▶ [Supplied data]:
-- Begin --

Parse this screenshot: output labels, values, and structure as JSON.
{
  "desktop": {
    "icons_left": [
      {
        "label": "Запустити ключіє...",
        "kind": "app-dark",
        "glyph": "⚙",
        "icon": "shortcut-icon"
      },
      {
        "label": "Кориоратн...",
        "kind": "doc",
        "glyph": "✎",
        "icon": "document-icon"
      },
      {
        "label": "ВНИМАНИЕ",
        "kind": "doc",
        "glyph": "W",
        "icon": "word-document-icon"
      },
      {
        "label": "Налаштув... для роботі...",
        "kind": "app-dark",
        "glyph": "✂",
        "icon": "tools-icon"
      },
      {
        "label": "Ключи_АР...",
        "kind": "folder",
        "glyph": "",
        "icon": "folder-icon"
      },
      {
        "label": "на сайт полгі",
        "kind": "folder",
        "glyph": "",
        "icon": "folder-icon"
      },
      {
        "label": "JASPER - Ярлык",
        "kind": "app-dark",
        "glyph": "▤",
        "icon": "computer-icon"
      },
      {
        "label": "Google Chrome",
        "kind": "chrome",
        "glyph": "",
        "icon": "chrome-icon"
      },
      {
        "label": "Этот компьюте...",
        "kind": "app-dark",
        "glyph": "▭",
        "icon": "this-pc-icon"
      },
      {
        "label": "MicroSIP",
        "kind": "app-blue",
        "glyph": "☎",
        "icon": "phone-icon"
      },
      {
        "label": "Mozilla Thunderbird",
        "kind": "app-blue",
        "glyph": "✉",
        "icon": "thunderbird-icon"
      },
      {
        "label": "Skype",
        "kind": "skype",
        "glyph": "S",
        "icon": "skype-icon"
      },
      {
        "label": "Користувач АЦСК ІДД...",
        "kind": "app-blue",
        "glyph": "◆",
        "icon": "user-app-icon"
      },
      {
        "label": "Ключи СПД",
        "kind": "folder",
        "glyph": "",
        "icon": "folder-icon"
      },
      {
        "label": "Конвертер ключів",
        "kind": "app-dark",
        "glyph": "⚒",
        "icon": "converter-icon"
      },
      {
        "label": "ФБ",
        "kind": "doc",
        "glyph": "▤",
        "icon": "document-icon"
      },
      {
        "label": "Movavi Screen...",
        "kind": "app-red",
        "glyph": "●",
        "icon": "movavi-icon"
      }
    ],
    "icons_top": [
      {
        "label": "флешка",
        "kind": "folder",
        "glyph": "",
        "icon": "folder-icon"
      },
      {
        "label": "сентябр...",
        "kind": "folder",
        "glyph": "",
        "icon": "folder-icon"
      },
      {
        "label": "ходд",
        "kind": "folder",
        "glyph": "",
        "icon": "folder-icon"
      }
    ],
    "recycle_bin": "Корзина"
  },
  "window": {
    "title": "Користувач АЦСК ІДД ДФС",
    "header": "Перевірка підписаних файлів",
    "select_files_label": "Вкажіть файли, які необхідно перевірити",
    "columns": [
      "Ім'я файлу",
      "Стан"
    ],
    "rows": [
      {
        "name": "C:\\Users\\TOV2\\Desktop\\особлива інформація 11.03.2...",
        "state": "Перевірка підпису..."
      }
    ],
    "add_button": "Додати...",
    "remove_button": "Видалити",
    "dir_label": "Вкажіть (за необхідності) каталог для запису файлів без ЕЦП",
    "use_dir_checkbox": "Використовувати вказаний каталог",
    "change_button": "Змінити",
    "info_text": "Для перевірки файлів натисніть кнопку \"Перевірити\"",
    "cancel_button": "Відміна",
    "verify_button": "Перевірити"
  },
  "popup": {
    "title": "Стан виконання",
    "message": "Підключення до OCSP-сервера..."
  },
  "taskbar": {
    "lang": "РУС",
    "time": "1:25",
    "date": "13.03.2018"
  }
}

-- End --
-- Begin --

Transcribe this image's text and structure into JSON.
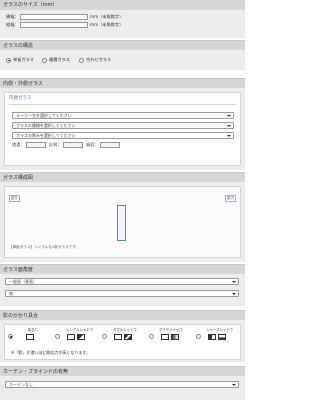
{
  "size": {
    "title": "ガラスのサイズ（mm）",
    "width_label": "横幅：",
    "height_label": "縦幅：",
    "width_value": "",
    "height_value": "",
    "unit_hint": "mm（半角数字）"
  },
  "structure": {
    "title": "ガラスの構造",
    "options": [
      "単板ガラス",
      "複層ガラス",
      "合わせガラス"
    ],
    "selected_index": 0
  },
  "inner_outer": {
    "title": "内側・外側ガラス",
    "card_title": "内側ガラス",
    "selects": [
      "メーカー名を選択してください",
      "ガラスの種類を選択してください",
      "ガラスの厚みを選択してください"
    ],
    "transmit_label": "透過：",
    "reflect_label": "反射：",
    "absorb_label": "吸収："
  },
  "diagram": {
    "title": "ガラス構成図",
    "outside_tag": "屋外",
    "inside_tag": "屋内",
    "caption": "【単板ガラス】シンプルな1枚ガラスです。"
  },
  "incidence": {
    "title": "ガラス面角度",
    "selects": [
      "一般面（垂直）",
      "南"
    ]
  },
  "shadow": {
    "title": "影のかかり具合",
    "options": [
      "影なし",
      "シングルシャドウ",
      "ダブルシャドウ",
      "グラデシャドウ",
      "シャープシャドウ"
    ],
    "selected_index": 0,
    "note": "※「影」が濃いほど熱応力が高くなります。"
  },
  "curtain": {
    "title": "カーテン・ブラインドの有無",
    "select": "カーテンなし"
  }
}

-- End --
-- Begin --

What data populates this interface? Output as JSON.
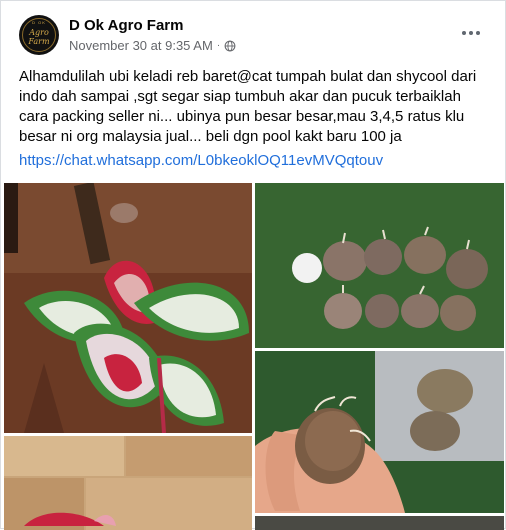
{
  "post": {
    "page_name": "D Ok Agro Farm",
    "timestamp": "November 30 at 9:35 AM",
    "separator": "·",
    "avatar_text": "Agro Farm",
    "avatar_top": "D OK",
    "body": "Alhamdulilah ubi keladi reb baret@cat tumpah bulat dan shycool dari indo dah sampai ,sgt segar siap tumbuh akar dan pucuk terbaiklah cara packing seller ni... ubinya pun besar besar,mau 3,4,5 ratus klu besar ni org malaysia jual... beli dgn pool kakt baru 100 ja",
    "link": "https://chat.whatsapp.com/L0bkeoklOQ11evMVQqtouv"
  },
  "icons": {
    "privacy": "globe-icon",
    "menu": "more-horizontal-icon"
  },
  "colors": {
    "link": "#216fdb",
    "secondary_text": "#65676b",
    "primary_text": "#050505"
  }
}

-- End --

▶ [Prompt]: Using the entries above, find all lines with "АЦСК". Copy them.

▶ [Result of the exercise]:
        "label": "Користувач АЦСК ІДД...",
    "title": "Користувач АЦСК ІДД ДФС",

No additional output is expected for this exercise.